What you should do: Report back each line of the records that contains the string "Misurare".

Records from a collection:
::::::::::

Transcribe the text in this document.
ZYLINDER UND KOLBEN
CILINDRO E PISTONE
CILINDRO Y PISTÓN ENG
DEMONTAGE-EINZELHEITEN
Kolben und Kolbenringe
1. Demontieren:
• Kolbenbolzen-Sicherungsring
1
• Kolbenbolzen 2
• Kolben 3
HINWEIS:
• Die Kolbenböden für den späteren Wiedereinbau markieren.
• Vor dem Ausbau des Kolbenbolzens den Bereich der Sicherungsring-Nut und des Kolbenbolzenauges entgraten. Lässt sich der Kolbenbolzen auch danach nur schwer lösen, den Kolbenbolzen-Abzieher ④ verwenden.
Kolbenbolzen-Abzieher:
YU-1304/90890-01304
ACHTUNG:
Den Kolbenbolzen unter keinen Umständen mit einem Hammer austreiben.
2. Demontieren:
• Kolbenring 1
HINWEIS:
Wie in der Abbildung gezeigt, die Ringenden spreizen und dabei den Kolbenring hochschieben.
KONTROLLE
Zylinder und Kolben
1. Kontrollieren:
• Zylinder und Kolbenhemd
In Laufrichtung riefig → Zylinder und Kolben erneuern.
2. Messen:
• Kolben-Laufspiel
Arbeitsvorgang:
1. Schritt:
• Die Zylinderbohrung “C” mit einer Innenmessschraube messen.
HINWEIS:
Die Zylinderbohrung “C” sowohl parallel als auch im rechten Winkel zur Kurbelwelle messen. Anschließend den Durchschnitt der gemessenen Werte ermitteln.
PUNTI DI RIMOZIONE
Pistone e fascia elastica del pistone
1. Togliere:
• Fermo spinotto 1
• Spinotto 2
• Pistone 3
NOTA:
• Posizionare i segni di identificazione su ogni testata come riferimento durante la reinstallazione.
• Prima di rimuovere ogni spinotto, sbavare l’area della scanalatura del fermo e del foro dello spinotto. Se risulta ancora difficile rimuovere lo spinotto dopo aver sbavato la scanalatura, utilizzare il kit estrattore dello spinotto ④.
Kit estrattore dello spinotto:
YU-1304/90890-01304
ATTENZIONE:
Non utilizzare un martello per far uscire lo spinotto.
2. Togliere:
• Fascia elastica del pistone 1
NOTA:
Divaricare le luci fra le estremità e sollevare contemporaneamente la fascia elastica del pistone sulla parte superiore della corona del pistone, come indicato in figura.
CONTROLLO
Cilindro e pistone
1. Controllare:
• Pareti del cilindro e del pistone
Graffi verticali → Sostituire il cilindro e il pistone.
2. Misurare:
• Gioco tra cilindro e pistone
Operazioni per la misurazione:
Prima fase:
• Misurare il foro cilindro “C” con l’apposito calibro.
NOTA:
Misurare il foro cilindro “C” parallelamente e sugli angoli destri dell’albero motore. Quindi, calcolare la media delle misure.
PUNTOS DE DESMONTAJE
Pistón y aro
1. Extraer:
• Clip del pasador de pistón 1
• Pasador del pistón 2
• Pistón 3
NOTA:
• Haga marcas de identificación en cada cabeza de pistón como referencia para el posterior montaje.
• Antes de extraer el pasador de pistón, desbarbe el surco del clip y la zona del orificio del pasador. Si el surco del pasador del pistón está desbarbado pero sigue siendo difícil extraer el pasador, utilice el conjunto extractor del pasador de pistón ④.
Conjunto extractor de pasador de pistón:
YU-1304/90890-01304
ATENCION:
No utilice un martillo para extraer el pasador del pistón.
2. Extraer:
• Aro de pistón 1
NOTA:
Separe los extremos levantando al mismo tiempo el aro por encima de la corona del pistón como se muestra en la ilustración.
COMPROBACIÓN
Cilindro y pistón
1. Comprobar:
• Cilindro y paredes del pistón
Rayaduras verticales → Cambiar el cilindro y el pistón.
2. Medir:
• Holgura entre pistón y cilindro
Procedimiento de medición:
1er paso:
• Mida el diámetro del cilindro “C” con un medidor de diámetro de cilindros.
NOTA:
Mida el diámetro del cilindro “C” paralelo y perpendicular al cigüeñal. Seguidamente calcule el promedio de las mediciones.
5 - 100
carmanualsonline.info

::::::::::

Result below:
2. Misurare:
• Misurare il foro cilindro “C” con l’apposito calibro.
Misurare il foro cilindro “C” parallelamente e sugli angoli destri dell’albero motore. Quindi, calcolare la media delle misure.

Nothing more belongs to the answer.